WORK REQUIRED:
Count how many lines in this material contain "interpreter". The answer is that number alone.
--------
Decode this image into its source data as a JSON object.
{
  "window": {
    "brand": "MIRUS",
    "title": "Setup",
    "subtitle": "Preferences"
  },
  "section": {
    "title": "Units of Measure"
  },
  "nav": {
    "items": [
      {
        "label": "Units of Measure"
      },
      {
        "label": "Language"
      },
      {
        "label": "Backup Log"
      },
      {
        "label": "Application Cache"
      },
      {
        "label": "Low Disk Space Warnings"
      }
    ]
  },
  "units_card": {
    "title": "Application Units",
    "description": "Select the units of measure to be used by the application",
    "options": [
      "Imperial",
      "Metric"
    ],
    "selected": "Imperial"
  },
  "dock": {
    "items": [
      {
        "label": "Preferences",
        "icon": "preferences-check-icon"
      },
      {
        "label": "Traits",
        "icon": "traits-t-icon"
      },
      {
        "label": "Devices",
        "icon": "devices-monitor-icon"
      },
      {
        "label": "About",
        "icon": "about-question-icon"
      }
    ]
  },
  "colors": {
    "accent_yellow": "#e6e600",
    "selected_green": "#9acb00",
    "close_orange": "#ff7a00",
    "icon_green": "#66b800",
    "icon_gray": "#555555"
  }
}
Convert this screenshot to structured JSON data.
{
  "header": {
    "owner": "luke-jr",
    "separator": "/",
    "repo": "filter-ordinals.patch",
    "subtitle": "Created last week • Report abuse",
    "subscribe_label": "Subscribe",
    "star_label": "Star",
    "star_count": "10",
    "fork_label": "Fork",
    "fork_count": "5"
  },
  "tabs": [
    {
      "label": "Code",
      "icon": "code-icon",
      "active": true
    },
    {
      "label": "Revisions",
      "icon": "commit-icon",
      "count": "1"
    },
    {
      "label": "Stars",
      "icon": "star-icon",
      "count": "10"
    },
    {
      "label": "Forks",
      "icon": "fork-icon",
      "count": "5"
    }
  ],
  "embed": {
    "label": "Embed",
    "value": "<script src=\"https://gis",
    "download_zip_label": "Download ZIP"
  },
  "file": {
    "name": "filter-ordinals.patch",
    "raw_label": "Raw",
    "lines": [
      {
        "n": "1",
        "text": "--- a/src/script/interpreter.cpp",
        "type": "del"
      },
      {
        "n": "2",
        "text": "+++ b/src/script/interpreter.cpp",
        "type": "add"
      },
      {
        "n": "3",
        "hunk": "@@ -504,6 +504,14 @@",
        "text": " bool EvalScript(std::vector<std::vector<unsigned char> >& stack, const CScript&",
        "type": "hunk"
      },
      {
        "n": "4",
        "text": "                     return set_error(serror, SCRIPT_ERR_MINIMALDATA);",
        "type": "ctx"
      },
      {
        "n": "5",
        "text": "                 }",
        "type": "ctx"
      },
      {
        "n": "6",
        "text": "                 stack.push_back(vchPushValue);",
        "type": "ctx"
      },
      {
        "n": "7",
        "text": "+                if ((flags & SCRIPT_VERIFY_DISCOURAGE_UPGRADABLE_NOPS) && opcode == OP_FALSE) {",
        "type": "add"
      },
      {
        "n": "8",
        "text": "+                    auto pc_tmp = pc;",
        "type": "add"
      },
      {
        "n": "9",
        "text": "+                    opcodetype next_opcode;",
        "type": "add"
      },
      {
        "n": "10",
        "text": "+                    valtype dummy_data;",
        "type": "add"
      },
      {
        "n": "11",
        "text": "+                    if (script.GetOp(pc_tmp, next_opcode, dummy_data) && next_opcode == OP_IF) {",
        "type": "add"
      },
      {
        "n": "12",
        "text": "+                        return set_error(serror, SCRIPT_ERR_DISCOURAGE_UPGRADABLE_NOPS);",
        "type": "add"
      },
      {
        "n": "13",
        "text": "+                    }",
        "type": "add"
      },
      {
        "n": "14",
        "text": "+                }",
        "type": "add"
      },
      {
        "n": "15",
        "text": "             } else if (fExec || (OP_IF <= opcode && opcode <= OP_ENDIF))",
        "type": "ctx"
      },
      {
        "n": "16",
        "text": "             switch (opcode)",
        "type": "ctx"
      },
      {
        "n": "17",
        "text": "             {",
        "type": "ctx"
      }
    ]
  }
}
--------
RESULT:
2